— BEGIN Records for this task —

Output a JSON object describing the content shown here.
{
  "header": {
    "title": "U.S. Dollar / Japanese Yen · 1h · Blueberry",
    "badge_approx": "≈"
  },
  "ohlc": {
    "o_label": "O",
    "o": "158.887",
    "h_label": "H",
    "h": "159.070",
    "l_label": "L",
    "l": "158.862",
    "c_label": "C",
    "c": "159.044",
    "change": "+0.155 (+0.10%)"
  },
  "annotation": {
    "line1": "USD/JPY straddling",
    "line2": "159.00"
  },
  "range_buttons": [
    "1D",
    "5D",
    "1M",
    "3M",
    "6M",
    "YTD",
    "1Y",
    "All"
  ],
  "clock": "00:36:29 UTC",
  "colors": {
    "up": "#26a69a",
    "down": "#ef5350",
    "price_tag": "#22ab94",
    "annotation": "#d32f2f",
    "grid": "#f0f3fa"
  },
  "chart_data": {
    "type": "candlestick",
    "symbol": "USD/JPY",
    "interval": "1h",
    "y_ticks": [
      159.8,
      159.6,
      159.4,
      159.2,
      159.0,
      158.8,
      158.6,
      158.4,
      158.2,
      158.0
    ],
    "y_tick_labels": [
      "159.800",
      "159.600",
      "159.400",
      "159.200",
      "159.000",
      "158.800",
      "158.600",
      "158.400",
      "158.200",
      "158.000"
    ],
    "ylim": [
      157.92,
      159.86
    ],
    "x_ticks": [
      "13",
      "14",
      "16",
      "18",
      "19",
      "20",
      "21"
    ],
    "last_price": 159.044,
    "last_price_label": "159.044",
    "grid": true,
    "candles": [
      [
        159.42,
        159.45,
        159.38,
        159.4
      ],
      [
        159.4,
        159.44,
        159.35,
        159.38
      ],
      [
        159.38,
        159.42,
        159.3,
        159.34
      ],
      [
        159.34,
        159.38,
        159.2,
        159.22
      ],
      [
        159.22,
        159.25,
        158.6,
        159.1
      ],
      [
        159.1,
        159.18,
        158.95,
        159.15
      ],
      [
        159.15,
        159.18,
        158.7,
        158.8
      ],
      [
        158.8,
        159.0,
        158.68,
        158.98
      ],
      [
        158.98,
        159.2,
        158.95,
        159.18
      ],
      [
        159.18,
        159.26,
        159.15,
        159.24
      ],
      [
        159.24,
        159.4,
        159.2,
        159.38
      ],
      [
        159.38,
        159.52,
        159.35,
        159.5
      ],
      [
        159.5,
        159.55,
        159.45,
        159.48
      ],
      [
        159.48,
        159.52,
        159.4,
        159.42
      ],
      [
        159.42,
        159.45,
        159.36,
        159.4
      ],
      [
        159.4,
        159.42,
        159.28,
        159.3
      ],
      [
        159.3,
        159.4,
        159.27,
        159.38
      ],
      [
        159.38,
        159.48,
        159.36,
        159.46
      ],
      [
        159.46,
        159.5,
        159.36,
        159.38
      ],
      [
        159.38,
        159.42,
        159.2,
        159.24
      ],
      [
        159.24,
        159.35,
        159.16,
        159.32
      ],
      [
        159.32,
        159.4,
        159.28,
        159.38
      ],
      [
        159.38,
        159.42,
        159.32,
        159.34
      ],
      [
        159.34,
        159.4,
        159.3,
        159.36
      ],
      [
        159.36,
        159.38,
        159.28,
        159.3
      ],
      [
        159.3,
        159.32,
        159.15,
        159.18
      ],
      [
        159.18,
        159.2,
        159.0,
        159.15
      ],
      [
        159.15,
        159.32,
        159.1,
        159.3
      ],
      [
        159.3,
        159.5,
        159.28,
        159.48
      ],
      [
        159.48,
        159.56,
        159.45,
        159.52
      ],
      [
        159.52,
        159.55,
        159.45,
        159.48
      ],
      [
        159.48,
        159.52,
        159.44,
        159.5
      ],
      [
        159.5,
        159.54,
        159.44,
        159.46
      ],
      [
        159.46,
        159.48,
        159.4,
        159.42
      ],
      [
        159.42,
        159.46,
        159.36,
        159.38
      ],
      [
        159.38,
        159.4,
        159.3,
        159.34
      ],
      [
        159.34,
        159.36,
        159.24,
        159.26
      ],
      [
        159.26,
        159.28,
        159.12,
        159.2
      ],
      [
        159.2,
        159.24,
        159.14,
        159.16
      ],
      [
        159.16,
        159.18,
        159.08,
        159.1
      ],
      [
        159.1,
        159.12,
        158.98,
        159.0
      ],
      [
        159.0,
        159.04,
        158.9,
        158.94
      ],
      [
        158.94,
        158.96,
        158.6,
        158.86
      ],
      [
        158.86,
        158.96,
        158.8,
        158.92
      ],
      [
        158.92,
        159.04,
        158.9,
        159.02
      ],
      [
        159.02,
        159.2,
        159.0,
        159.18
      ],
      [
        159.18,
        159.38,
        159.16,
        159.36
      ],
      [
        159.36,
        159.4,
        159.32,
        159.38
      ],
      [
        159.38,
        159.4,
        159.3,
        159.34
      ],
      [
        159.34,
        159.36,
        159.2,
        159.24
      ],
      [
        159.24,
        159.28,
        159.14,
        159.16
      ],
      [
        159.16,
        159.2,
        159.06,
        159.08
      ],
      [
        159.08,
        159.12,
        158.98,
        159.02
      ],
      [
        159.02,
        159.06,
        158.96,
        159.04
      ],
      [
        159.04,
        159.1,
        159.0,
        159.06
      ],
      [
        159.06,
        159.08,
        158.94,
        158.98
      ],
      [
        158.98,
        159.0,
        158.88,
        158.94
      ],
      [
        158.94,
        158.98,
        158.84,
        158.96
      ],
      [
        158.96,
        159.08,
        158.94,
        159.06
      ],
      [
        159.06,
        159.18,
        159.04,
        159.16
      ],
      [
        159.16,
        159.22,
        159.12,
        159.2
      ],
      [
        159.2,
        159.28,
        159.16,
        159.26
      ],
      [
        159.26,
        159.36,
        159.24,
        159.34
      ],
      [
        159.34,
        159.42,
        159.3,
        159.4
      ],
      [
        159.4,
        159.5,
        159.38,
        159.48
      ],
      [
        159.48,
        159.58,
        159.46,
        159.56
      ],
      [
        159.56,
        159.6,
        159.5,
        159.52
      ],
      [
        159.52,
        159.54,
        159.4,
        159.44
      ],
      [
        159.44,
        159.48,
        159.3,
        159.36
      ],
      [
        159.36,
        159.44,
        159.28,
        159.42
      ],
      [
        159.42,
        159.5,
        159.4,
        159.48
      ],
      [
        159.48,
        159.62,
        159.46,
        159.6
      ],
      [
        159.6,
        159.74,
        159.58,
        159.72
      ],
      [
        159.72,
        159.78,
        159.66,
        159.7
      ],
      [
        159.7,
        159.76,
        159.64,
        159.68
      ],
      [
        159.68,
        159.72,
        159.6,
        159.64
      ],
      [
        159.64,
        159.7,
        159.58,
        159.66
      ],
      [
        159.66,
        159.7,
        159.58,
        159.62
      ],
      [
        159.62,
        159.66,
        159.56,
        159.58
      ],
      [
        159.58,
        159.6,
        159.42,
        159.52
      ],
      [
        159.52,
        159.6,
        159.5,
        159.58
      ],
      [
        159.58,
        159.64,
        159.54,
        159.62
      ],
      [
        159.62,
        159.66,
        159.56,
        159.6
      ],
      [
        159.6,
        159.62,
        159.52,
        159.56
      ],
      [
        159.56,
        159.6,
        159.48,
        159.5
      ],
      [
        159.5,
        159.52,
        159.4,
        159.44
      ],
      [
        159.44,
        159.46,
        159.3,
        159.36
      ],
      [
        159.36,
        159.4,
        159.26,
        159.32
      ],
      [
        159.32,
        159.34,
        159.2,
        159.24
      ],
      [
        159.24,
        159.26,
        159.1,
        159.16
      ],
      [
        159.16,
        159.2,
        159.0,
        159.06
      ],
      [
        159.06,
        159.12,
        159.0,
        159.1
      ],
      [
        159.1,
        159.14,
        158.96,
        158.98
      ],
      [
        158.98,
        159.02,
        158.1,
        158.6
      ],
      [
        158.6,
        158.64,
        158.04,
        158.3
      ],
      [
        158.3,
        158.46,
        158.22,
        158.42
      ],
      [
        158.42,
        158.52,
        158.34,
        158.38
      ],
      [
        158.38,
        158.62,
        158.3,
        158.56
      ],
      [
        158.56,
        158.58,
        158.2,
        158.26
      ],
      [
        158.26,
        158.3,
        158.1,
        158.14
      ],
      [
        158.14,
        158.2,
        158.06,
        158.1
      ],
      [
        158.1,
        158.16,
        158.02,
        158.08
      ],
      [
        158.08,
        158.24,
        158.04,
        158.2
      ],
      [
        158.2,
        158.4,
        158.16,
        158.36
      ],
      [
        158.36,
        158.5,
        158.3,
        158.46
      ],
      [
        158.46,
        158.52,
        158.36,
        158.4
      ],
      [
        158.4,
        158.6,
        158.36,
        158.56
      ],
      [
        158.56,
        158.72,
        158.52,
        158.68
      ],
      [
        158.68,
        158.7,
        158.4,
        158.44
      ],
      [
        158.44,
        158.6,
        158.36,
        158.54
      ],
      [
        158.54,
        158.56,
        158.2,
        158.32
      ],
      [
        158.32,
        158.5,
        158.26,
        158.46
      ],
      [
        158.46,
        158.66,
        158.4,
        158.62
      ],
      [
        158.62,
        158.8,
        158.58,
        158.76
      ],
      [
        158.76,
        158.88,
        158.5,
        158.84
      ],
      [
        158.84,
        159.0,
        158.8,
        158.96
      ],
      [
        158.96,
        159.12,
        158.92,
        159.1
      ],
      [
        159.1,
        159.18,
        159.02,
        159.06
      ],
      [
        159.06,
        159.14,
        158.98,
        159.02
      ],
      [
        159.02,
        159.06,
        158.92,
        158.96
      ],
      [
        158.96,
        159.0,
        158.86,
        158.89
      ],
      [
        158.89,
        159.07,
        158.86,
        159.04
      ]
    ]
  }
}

— END Records for this task —
— BEGIN Records for this task —

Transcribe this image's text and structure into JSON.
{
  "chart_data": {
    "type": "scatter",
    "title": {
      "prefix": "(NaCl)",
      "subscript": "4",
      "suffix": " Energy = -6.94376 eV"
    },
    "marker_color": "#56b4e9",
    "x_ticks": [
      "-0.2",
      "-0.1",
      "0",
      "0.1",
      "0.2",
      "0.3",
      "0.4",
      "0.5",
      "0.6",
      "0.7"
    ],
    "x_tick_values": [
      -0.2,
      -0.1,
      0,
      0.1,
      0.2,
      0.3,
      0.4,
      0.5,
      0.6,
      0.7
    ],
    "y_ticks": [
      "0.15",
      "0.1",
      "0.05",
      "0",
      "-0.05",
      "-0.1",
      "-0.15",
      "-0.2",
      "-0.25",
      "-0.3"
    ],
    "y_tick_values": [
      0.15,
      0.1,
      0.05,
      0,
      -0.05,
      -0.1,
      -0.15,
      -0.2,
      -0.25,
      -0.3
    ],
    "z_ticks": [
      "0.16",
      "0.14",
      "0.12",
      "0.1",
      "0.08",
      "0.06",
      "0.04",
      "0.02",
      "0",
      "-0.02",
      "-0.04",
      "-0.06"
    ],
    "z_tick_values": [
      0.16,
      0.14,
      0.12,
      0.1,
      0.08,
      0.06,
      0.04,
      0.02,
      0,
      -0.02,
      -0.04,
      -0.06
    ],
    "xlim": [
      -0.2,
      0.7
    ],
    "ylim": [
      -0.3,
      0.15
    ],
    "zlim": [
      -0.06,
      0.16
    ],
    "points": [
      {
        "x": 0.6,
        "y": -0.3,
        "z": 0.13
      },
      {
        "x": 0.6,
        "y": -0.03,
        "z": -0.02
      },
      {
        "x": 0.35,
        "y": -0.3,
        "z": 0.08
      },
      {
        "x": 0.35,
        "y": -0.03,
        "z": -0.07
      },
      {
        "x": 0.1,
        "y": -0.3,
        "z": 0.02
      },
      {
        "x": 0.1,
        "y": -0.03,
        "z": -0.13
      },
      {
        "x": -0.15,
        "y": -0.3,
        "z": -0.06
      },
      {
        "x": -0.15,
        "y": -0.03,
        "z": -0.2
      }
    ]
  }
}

— END Records for this task —

Search the records above for the string "title". Copy every line that contains it.

    "title": "U.S. Dollar / Japanese Yen · 1h · Blueberry",
    "title": {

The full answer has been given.